[STATED GOAL 1] How would you sum up the passage on variable valve lift mechanisms in two sentences?

[SOURCE TEXT]
Accordingly, the variable valve mechanisms for an engine of a vehicle can improve the engine performance such as the fuel efficiency, torque, and output of the engine and reduce the amount of exhaust gas.

Such a variable valve mechanism for an engine of a vehicle includes a variable valve timing mechanism for varying the opening and closing timing of the valve, a variable valve lift mechanism for varying the opening degree of the valve, and a variable valve operating angle mechanism for changing an operating angle of the valve.

Among them, the variable valve lift mechanism is for improving the output and fuel efficiency in a medium-low speed mode, and is classified into a rocker arm type, a pivot type, a tappet type, and a bucket type.

Meanwhile, according to the variable valve lift mechanism of a related art, the displacement of an intake valve is always constant regardless of the load of the vehicle, so that the engine speed for achieving an optimum efficiency may be limited. In the case of a low-speed and low-load mode, there is a problem that the combustion is unstable due to the backflow of the exhaust gas so that the fuel efficiency of the vehicle is lowered.

For this reason, there is an attempt to use hydraulic pressure for the pause of the valve, but the structure of the variable valve lift mechanism becomes complicated, and the workability is lowered.

Further, in the case of using the hydraulic pressure, the viscosity of operating oil is sensitive to the temperature so that operating pressure is changed, resulting in the malfunction of the variable valve lift mechanism and inaccuracy in adjusting the lift amount of the valve.

In order to solve such a problem, as disclosed below in patent documents 1 to 3 which are now patent-registered, the applicant of the present invention has proposed a variable valve lift technology for improving the engine efficiency by performing an idle control operation, in which some cylinders are deactivated in a low-speed and low-load state of an engine and all cylinders are activated in a high-speed and high-load state of the engine, and a two-stage variable control operation for a high-speed mode and a low-speed mode.

(Patent Document 1) Korean Patent Registration No. 10-1736806 (issued on May 22, 2017)

(Patent Document 2) Korean Patent Registration No. 10-1675511 (issued on Nov. 22, 2016)

(Patent Document 3) Korean Patent Registration No. 10-1716321 (issued on Mar. 17, 2017)

Patent Documents 1 to 3 include a latching pin for connecting or disconnecting a first body and a second body, and a drive module installed at a rear of the latching pin to project and retract a latching module.

As a result, Patent documents 1 to 3 require a separate space for installing the drive module, which is installed at the rear of the first and second bodies, on a cylinder head, so Patent documents 1 to 3 do not completely solve the limitation in the structure of the cylinder head.

The present invention has been made to solve the above problem occurring in the related art and an object of the present invention is to provide a variable valve lift actuator of an engine that controls a lift amount of a valve in accordance with an operating condition of a vehicle.

[STATED GOAL 2] Which lines of the listing run from the line that contains "- gold-end-value-label: $4.52: [504, 292, 528, 303]" through the line that contains "- x-tick-label: 1842: [145, 421, 163, 430]", inclusive? Retype them without any changes.

[RECORDS]
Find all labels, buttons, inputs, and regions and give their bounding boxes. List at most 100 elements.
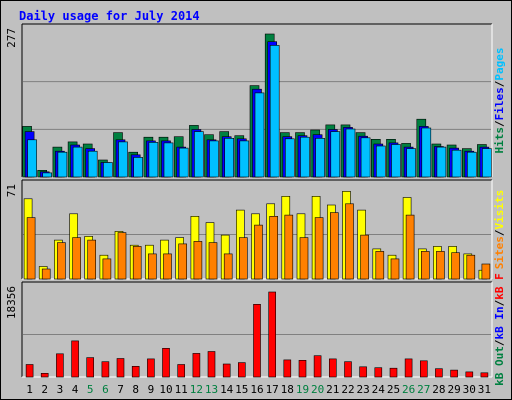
legend-entry-kb-out: kB Out <box>493 346 506 386</box>
day-label-6: 6 <box>102 383 109 396</box>
legend-entry-files: Files <box>493 87 506 120</box>
bar-visits-sites-day-30 <box>466 254 476 280</box>
legend-separator: / <box>493 229 506 236</box>
bar-kbytes-kb-f-day-5 <box>86 357 94 378</box>
bar-hits-pages-day-22 <box>345 128 356 178</box>
legend-separator: / <box>493 339 506 346</box>
legend-entry-pages: Pages <box>493 48 506 81</box>
panel-kbytes-max-label: 18356 <box>5 286 18 319</box>
bar-visits-sites-day-26 <box>405 214 415 280</box>
bar-hits-pages-day-27 <box>421 127 432 178</box>
bar-visits-sites-day-11 <box>178 243 187 280</box>
bar-hits-pages-day-6 <box>103 162 113 178</box>
bar-visits-sites-day-31 <box>481 263 491 280</box>
bar-hits-pages-day-16 <box>254 92 265 178</box>
bar-visits-sites-day-29 <box>451 252 460 280</box>
day-label-17: 17 <box>266 383 279 396</box>
legend-entry-kb-f: kB F <box>493 273 506 300</box>
legend-entry-kb-in: kB In <box>493 306 506 339</box>
bar-kbytes-kb-f-day-4 <box>71 340 79 378</box>
legend-separator: / <box>493 80 506 87</box>
bar-hits-pages-day-24 <box>375 145 386 178</box>
bar-visits-sites-day-6 <box>102 258 112 280</box>
day-label-16: 16 <box>250 383 263 396</box>
bar-hits-pages-day-20 <box>315 138 325 178</box>
day-label-18: 18 <box>281 383 294 396</box>
day-label-9: 9 <box>148 383 155 396</box>
bar-hits-pages-day-10 <box>163 142 174 178</box>
day-label-14: 14 <box>220 383 234 396</box>
day-label-15: 15 <box>235 383 248 396</box>
day-label-12: 12 <box>190 383 203 396</box>
bar-visits-sites-day-28 <box>436 251 445 280</box>
day-label-30: 30 <box>463 383 476 396</box>
legend-entry-visits: Visits <box>493 190 506 230</box>
bar-kbytes-kb-f-day-14 <box>222 363 231 378</box>
bar-kbytes-kb-f-day-18 <box>283 359 292 378</box>
bar-kbytes-kb-f-day-16 <box>253 303 261 378</box>
bar-kbytes-kb-f-day-17 <box>268 291 277 378</box>
bar-hits-pages-day-1 <box>27 139 37 178</box>
bar-hits-pages-day-9 <box>148 142 159 178</box>
day-label-31: 31 <box>478 383 491 396</box>
bar-kbytes-kb-f-day-27 <box>419 360 428 378</box>
bar-visits-sites-day-2 <box>41 268 51 280</box>
bar-kbytes-kb-f-day-22 <box>344 361 352 378</box>
bar-visits-sites-day-14 <box>223 253 233 280</box>
bar-kbytes-kb-f-day-3 <box>56 353 64 378</box>
bar-visits-sites-day-21 <box>329 212 339 280</box>
day-label-5: 5 <box>87 383 94 396</box>
bar-visits-sites-day-5 <box>87 239 96 280</box>
bar-visits-sites-day-16 <box>254 224 263 280</box>
day-label-13: 13 <box>205 383 218 396</box>
day-label-29: 29 <box>447 383 460 396</box>
bar-kbytes-kb-f-day-28 <box>435 368 443 378</box>
bar-kbytes-kb-f-day-8 <box>131 365 140 378</box>
legend-entry-hits: Hits <box>493 127 506 154</box>
bar-hits-pages-day-11 <box>178 147 189 178</box>
bar-kbytes-kb-f-day-13 <box>207 351 216 378</box>
bar-kbytes-kb-f-day-31 <box>480 372 489 378</box>
bar-visits-sites-day-18 <box>284 214 294 280</box>
bar-visits-sites-day-27 <box>420 251 430 280</box>
bar-visits-sites-day-20 <box>314 217 324 280</box>
day-label-3: 3 <box>57 383 64 396</box>
bar-kbytes-kb-f-day-29 <box>450 369 458 378</box>
day-label-11: 11 <box>175 383 188 396</box>
day-label-10: 10 <box>159 383 172 396</box>
bar-visits-sites-day-25 <box>390 258 400 280</box>
bar-visits-sites-day-7 <box>117 232 127 280</box>
bar-visits-sites-day-23 <box>360 234 369 280</box>
day-label-19: 19 <box>296 383 309 396</box>
bar-kbytes-kb-f-day-1 <box>25 364 34 378</box>
bar-kbytes-kb-f-day-30 <box>465 371 474 378</box>
bar-hits-pages-day-15 <box>239 140 250 178</box>
day-label-27: 27 <box>417 383 430 396</box>
bar-hits-pages-day-17 <box>269 45 280 178</box>
bar-kbytes-kb-f-day-26 <box>404 358 413 378</box>
bar-hits-pages-day-31 <box>482 148 492 178</box>
bar-visits-sites-day-9 <box>148 253 157 280</box>
panel-hits-max-label: 277 <box>5 28 18 48</box>
bar-kbytes-kb-f-day-6 <box>101 361 110 378</box>
bar-visits-sites-day-4 <box>72 237 81 280</box>
bar-visits-sites-day-15 <box>239 237 248 280</box>
day-label-23: 23 <box>356 383 369 396</box>
day-label-28: 28 <box>432 383 445 396</box>
bar-hits-pages-day-23 <box>360 137 371 178</box>
bar-kbytes-kb-f-day-21 <box>328 358 337 378</box>
day-label-2: 2 <box>41 383 48 396</box>
bar-kbytes-kb-f-day-9 <box>147 358 155 378</box>
bar-kbytes-kb-f-day-25 <box>389 367 398 378</box>
day-label-22: 22 <box>341 383 354 396</box>
bar-hits-pages-day-2 <box>42 172 53 178</box>
bar-visits-sites-day-22 <box>345 203 354 280</box>
bar-hits-pages-day-21 <box>330 131 341 178</box>
day-label-21: 21 <box>326 383 339 396</box>
bar-visits-sites-day-8 <box>132 246 142 280</box>
bar-visits-sites-day-24 <box>375 251 385 280</box>
bar-hits-pages-day-8 <box>133 157 143 178</box>
bar-kbytes-kb-f-day-7 <box>116 358 125 378</box>
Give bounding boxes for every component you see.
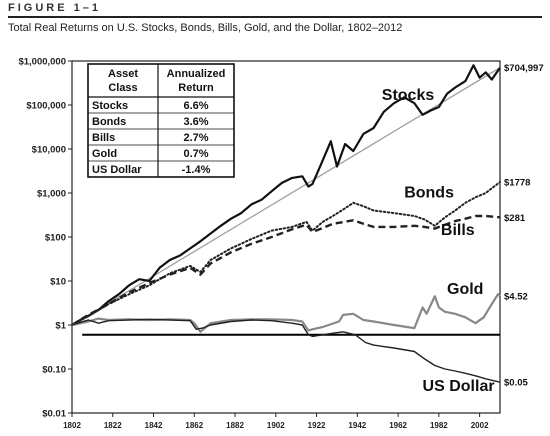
- gold-end-value-label: $4.52: [504, 292, 528, 303]
- bonds-end-value-label: $1778: [504, 178, 530, 189]
- table-cell-asset: US Dollar: [92, 164, 142, 176]
- x-tick-label: 1962: [389, 421, 407, 430]
- plot-labels: $704,997 $1778 $281 $4.52 $0.05 Stocks Bonds Bi…: [382, 63, 544, 395]
- x-tick-label: 1842: [145, 421, 163, 430]
- table-cell-asset: Bonds: [92, 116, 126, 128]
- x-tick-label: 1862: [185, 421, 203, 430]
- y-tick-label: $1: [55, 321, 66, 332]
- y-tick-label: $1,000: [37, 189, 66, 200]
- bonds-series-label: Bonds: [404, 184, 454, 201]
- stocks-series-label: Stocks: [382, 87, 435, 104]
- y-tick-label: $0.10: [42, 365, 66, 376]
- us-dollar-end-value-label: $0.05: [504, 378, 528, 389]
- x-tick-label: 1802: [63, 421, 81, 430]
- table-header-text: Annualized: [167, 68, 226, 80]
- table-cell-asset: Bills: [92, 132, 115, 144]
- table-cell-return: 3.6%: [183, 116, 208, 128]
- stocks-end-value-label: $704,997: [504, 63, 544, 74]
- gold-series-line: [71, 293, 501, 333]
- y-axis: $0.01 $0.10 $1 $10 $100 $1,000 $10,000 $100,000…: [18, 57, 501, 420]
- x-tick-label: 1902: [267, 421, 285, 430]
- bills-series-label: Bills: [441, 222, 475, 239]
- x-axis: 1802 1822 1842 1862 1882 1902 1922 1942 1962 1982…: [63, 413, 489, 430]
- x-tick-label: 1922: [308, 421, 326, 430]
- x-tick-label: 1982: [430, 421, 448, 430]
- table-cell-return: 2.7%: [183, 132, 208, 144]
- y-tick-label: $10,000: [32, 145, 66, 156]
- table-cell-asset: Gold: [92, 148, 117, 160]
- figure-title: Total Real Returns on U.S. Stocks, Bonds…: [8, 22, 403, 34]
- stocks-series-line: [71, 64, 501, 326]
- y-tick-label: $1,000,000: [18, 57, 66, 68]
- bills-series-line: [71, 214, 501, 327]
- returns-table: Asset Class Annualized Return Stocks 6.6% Bond…: [87, 63, 235, 178]
- x-tick-label: 1882: [226, 421, 244, 430]
- table-header-text: Return: [178, 82, 214, 94]
- us-dollar-series-label: US Dollar: [423, 378, 495, 395]
- x-tick-label: 2002: [471, 421, 489, 430]
- table-header-text: Class: [108, 82, 137, 94]
- table-frame: [87, 63, 235, 178]
- table-cell-asset: Stocks: [92, 100, 128, 112]
- table-cell-return: -1.4%: [182, 164, 211, 176]
- y-tick-label: $0.01: [42, 409, 66, 420]
- figure-rule: [8, 16, 542, 18]
- table-header-text: Asset: [108, 68, 138, 80]
- plot-lines: [71, 64, 501, 383]
- gold-series-label: Gold: [447, 281, 483, 298]
- table-cell-return: 6.6%: [183, 100, 208, 112]
- bills-end-value-label: $281: [504, 213, 526, 224]
- table-cell-return: 0.7%: [183, 148, 208, 160]
- us-dollar-series-line: [71, 318, 501, 383]
- y-tick-label: $10: [50, 277, 66, 288]
- y-tick-label: $100: [45, 233, 66, 244]
- x-tick-label: 1822: [104, 421, 122, 430]
- x-tick-label: 1942: [348, 421, 366, 430]
- bonds-series-line: [71, 181, 501, 326]
- y-tick-label: $100,000: [26, 101, 66, 112]
- figure-label: FIGURE 1–1: [8, 2, 101, 14]
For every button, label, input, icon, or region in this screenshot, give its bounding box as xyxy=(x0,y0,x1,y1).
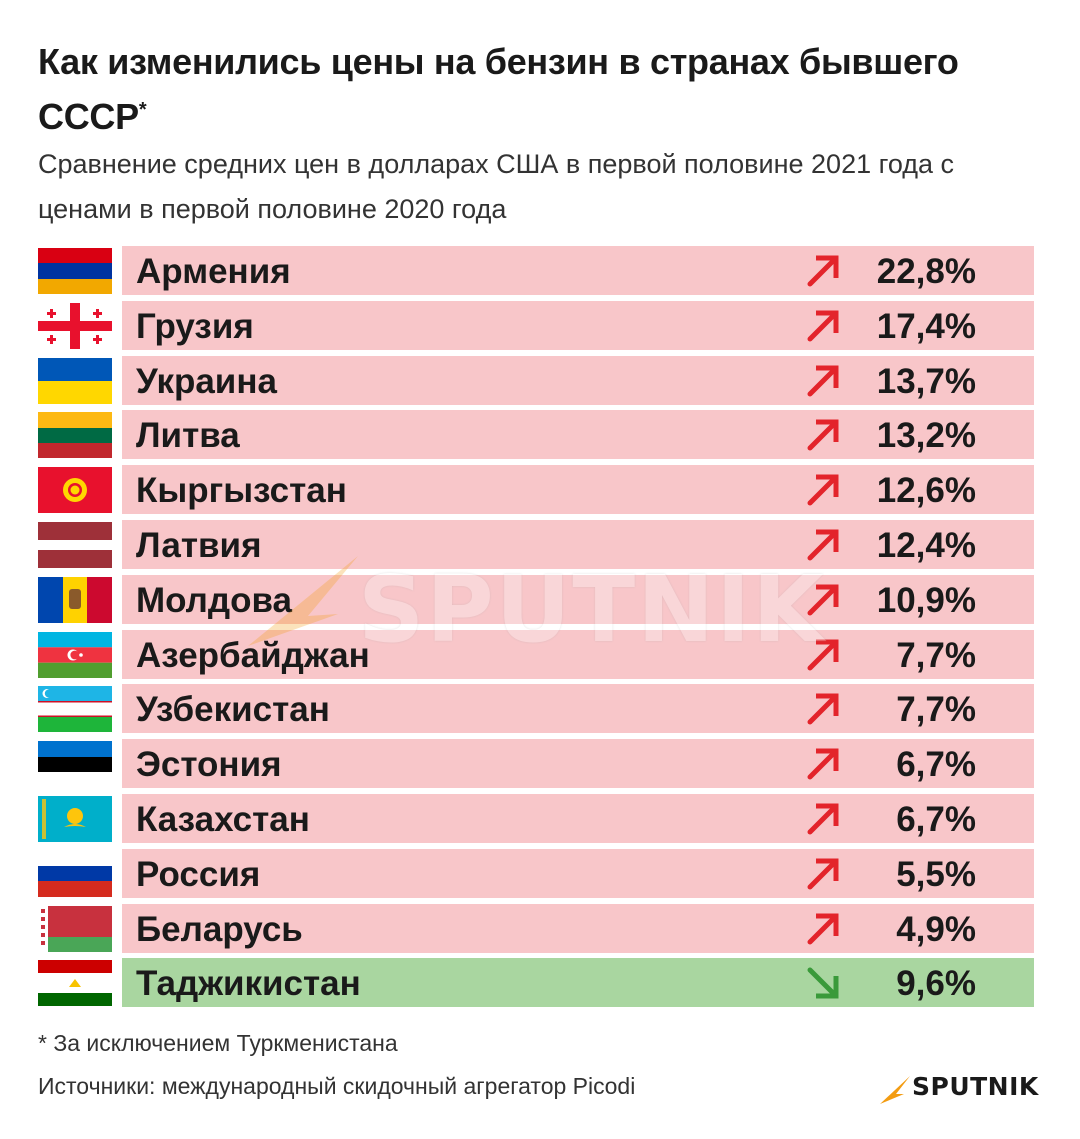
price-change-value: 12,4% xyxy=(876,526,976,565)
country-name: Кыргызстан xyxy=(136,471,347,511)
sputnik-logo-text: SPUTNIK xyxy=(912,1072,1039,1101)
price-change-value: 17,4% xyxy=(876,306,976,346)
row-bar xyxy=(122,520,1034,569)
table-row: Литва 13,2% xyxy=(38,410,1034,460)
table-row: Казахстан 6,7% xyxy=(38,794,1034,843)
arrow-up-right-icon xyxy=(804,910,842,948)
price-change-value: 6,7% xyxy=(896,745,976,785)
tajikistan-flag-icon xyxy=(38,960,112,1007)
country-name: Россия xyxy=(136,854,261,894)
latvia-flag-icon xyxy=(38,522,112,568)
price-change-value: 9,6% xyxy=(896,964,976,1004)
country-name: Грузия xyxy=(136,306,254,346)
row-bar xyxy=(122,410,1034,460)
country-name: Казахстан xyxy=(136,800,310,839)
price-change-value: 13,7% xyxy=(876,361,976,401)
arrow-up-right-icon xyxy=(804,800,842,838)
table-row: Армения 22,8% xyxy=(38,246,1034,295)
sputnik-logo-icon xyxy=(880,1076,910,1104)
table-row: Узбекистан 7,7% xyxy=(38,684,1034,734)
table-row: Кыргызстан 12,6% xyxy=(38,465,1034,515)
arrow-up-right-icon xyxy=(804,471,842,509)
table-row: Латвия 12,4% xyxy=(38,520,1034,569)
row-bar xyxy=(122,629,1034,679)
arrow-up-right-icon xyxy=(804,636,842,674)
uzbekistan-flag-icon xyxy=(38,686,112,733)
arrow-up-right-icon xyxy=(804,855,842,893)
table-row: Эстония 6,7% xyxy=(38,739,1034,789)
arrow-up-right-icon xyxy=(804,252,842,290)
row-bar xyxy=(122,300,1034,350)
row-bar xyxy=(122,739,1034,789)
lithuania-flag-icon xyxy=(38,412,112,459)
price-change-value: 6,7% xyxy=(896,800,976,839)
table-row: Беларусь 4,9% xyxy=(38,903,1034,953)
arrow-up-right-icon xyxy=(804,745,842,783)
price-change-value: 22,8% xyxy=(876,252,976,291)
table-row: Молдова 10,9% xyxy=(38,574,1034,624)
table-row: Россия 5,5% xyxy=(38,848,1034,898)
row-bar xyxy=(122,794,1034,843)
footnote: * За исключением Туркменистана xyxy=(38,1030,398,1056)
page-title-text: Как изменились цены на бензин в странах … xyxy=(38,41,959,137)
ukraine-flag-icon xyxy=(38,357,112,404)
row-bar xyxy=(122,958,1034,1008)
arrow-down-right-icon xyxy=(804,964,842,1002)
country-name: Эстония xyxy=(136,745,282,785)
source-note: Источники: международный скидочный агрег… xyxy=(38,1073,636,1099)
country-name: Таджикистан xyxy=(136,964,361,1004)
price-change-value: 10,9% xyxy=(876,580,976,620)
country-name: Узбекистан xyxy=(136,690,330,730)
country-name: Молдова xyxy=(136,580,293,620)
row-bar xyxy=(122,355,1034,405)
moldova-flag-icon xyxy=(38,576,112,623)
price-change-value: 12,6% xyxy=(876,471,976,511)
price-change-value: 7,7% xyxy=(896,635,976,675)
country-name: Украина xyxy=(136,361,277,401)
title-footnote-mark: * xyxy=(138,99,147,121)
arrow-up-right-icon xyxy=(804,581,842,619)
table-row: Грузия 17,4% xyxy=(38,300,1034,350)
arrow-up-right-icon xyxy=(804,526,842,564)
row-bar xyxy=(122,246,1034,295)
belarus-flag-icon xyxy=(38,905,112,952)
price-change-value: 13,2% xyxy=(876,416,976,456)
kyrgyzstan-flag-icon xyxy=(38,467,112,514)
row-bar xyxy=(122,574,1034,624)
country-name: Латвия xyxy=(136,526,262,565)
arrow-up-right-icon xyxy=(804,307,842,345)
row-bar xyxy=(122,848,1034,898)
row-bar xyxy=(122,465,1034,515)
arrow-up-right-icon xyxy=(804,690,842,728)
table-row: Таджикистан 9,6% xyxy=(38,958,1034,1008)
row-bar xyxy=(122,684,1034,734)
kazakhstan-flag-icon xyxy=(38,796,112,842)
arrow-up-right-icon xyxy=(804,416,842,454)
price-change-value: 4,9% xyxy=(896,909,976,949)
price-change-value: 7,7% xyxy=(896,690,976,730)
country-name: Армения xyxy=(136,252,291,291)
table-row: Украина 13,7% xyxy=(38,355,1034,405)
country-name: Азербайджан xyxy=(136,635,370,675)
table-row: Азербайджан 7,7% xyxy=(38,629,1034,679)
country-name: Литва xyxy=(136,416,240,456)
country-name: Беларусь xyxy=(136,909,303,949)
arrow-up-right-icon xyxy=(804,362,842,400)
row-bar xyxy=(122,903,1034,953)
georgia-flag-icon xyxy=(38,302,112,349)
sputnik-logo: SPUTNIK xyxy=(878,1068,1038,1108)
estonia-flag-icon xyxy=(38,741,112,788)
armenia-flag-icon xyxy=(38,248,112,294)
russia-flag-icon xyxy=(38,850,112,897)
page-subtitle: Сравнение средних цен в долларах США в п… xyxy=(38,149,955,224)
price-change-value: 5,5% xyxy=(896,854,976,894)
azerbaijan-flag-icon xyxy=(38,631,112,678)
page-title: Как изменились цены на бензин в странах … xyxy=(38,38,1038,141)
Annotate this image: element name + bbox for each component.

[FINAL RESULT 1] Variable valve mechanisms can improve an engine's fuel efficiency, torque, and output, but related-art variable valve lift mechanisms keep intake valve displacement constant regardless of load, and hydraulic approaches complicate the structure and suffer from temperature-sensitive oil viscosity. The applicant's earlier patents rely on a latching pin with a drive module installed at the rear, which needs separate space on the cylinder head, so the present invention aims to provide a variable valve lift actuator that controls valve lift according to the vehicle's operating condition.

[FINAL RESULT 2]
- gold-end-value-label: $4.52: [504, 292, 528, 303]
- bonds-end-value-label: $1778: [504, 178, 530, 189]
- table-cell-asset: US Dollar: [92, 164, 142, 176]
- x-tick-label: 1962: [389, 421, 407, 430]
- plot-labels: $704,997 $1778 $281 $4.52 $0.05 Stocks Bonds Bi…: [382, 63, 544, 395]
- x-tick-label: 1842: [145, 421, 163, 430]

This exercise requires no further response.